**Direction:**
Count every line that has the word "Energy". Give the number, without anything more.

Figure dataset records

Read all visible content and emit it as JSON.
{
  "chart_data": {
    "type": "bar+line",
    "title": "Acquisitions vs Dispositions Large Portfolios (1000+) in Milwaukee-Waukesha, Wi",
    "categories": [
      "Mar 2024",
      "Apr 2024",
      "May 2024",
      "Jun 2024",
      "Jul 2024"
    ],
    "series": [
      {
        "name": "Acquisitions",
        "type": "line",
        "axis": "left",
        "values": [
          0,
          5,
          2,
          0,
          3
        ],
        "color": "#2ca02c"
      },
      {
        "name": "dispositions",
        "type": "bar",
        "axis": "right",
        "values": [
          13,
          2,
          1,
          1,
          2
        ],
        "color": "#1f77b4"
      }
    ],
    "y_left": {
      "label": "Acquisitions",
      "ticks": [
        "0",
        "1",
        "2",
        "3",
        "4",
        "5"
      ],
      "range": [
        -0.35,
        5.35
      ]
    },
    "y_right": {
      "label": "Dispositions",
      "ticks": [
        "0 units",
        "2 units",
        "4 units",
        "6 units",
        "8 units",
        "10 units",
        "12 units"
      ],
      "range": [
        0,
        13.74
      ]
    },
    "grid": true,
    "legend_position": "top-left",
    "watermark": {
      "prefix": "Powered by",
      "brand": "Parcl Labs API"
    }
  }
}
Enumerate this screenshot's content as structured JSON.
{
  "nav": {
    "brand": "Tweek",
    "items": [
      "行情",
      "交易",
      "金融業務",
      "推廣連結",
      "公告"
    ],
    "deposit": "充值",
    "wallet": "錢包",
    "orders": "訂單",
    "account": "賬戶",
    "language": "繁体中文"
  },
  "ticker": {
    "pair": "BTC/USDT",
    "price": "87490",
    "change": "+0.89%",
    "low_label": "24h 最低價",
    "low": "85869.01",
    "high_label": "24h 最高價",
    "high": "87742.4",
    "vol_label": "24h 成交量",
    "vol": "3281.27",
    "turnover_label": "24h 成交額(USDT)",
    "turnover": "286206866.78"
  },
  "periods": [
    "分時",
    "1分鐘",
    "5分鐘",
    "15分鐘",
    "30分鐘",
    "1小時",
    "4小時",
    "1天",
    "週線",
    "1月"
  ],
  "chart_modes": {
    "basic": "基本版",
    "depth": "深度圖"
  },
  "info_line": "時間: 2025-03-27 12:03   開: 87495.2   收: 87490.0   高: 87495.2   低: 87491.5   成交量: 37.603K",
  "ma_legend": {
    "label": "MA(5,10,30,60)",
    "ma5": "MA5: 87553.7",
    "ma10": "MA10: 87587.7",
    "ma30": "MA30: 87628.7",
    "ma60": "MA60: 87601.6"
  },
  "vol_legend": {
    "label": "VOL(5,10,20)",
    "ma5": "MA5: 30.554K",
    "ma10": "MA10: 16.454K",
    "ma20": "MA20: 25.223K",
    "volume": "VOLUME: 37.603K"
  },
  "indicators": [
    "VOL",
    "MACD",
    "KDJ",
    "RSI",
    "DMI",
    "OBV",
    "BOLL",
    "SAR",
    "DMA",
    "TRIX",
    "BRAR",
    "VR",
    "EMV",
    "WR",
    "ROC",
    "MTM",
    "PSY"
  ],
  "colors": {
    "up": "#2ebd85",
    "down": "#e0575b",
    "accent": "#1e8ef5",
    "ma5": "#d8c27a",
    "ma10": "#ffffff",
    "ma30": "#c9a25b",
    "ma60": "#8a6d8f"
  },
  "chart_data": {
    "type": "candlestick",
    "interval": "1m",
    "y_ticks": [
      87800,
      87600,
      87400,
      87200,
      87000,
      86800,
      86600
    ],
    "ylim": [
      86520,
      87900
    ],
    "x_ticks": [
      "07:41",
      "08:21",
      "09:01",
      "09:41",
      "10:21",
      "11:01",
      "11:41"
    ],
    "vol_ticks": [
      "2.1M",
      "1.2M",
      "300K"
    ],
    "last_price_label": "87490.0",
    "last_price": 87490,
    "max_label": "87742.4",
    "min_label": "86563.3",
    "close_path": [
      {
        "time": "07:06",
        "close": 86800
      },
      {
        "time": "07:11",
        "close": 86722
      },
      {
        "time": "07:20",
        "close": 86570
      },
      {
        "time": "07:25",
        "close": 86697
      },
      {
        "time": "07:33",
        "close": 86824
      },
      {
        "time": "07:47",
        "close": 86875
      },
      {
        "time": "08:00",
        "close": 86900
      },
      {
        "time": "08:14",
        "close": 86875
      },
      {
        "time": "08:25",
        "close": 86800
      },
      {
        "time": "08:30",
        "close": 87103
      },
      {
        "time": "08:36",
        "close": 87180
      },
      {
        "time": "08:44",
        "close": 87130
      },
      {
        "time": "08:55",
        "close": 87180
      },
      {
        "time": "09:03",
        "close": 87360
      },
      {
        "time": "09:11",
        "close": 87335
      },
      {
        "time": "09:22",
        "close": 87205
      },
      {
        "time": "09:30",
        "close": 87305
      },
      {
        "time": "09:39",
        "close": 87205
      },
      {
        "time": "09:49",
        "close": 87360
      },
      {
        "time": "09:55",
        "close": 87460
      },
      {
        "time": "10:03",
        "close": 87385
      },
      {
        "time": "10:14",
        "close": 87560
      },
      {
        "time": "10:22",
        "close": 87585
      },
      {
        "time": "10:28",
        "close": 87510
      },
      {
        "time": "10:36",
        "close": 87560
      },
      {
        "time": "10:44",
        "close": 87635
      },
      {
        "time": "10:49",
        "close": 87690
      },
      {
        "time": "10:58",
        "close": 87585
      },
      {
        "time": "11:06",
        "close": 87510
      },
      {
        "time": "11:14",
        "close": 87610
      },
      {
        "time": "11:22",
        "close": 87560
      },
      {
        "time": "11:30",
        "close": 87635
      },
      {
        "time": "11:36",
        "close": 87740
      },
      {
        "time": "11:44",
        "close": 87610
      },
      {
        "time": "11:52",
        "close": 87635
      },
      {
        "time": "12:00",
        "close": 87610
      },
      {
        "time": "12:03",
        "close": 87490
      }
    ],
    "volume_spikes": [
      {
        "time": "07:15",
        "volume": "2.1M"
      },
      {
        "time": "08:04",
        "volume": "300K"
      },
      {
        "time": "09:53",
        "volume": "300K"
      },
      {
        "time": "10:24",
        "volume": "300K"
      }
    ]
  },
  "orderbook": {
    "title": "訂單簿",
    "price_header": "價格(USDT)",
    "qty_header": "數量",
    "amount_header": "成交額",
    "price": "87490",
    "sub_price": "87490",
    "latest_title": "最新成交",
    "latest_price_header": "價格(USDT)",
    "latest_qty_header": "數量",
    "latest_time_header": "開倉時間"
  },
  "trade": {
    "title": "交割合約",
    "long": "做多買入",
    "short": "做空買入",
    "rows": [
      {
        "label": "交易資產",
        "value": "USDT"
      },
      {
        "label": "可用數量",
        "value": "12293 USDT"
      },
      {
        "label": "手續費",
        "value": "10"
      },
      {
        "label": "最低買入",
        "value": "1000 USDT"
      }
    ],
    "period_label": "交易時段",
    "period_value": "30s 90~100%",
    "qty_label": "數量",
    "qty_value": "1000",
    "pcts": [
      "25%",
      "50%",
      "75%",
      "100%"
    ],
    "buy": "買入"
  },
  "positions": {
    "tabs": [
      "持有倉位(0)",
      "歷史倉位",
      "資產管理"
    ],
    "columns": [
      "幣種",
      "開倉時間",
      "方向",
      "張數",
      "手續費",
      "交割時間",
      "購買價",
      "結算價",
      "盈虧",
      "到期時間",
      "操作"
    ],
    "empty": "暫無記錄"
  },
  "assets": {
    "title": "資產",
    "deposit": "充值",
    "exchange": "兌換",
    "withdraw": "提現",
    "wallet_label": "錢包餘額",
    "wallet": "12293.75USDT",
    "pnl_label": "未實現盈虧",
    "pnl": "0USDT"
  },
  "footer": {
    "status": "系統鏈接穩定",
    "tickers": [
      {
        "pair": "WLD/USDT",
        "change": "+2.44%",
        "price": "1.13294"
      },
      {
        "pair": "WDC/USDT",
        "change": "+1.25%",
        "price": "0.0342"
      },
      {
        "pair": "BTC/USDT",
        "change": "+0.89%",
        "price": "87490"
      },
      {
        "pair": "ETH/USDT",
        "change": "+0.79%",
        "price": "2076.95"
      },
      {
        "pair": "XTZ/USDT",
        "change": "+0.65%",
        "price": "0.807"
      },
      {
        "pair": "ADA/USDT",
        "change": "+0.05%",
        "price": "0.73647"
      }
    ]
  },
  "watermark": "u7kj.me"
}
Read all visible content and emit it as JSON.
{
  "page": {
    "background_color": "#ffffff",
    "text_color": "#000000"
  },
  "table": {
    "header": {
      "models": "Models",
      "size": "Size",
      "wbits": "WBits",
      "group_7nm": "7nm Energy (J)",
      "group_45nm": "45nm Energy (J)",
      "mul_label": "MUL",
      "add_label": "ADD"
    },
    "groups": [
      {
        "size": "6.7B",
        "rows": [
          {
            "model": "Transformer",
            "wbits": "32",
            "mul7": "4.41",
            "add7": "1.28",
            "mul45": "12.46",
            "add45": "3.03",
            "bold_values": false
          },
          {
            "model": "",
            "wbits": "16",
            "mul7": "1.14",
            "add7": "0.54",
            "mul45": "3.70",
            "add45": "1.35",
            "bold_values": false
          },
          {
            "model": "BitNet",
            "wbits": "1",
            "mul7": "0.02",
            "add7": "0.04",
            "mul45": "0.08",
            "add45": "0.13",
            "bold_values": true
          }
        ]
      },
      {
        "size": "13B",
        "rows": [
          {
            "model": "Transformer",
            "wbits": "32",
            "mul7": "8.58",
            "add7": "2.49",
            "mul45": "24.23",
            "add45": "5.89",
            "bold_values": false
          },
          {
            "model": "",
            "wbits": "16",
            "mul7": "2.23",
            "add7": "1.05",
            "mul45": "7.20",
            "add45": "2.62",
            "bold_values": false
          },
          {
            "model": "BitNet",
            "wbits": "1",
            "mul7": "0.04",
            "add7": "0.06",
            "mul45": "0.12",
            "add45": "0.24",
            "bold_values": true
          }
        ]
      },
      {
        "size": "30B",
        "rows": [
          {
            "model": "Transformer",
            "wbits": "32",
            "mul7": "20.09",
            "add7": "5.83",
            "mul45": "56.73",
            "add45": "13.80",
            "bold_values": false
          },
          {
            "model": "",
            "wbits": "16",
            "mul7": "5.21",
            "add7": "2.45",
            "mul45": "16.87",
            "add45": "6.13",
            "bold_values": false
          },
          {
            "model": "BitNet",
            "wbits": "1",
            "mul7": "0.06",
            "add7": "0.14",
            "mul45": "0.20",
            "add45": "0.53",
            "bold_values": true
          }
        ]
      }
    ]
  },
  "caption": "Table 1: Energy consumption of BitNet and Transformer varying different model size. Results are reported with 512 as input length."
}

**Exercise solution:**
3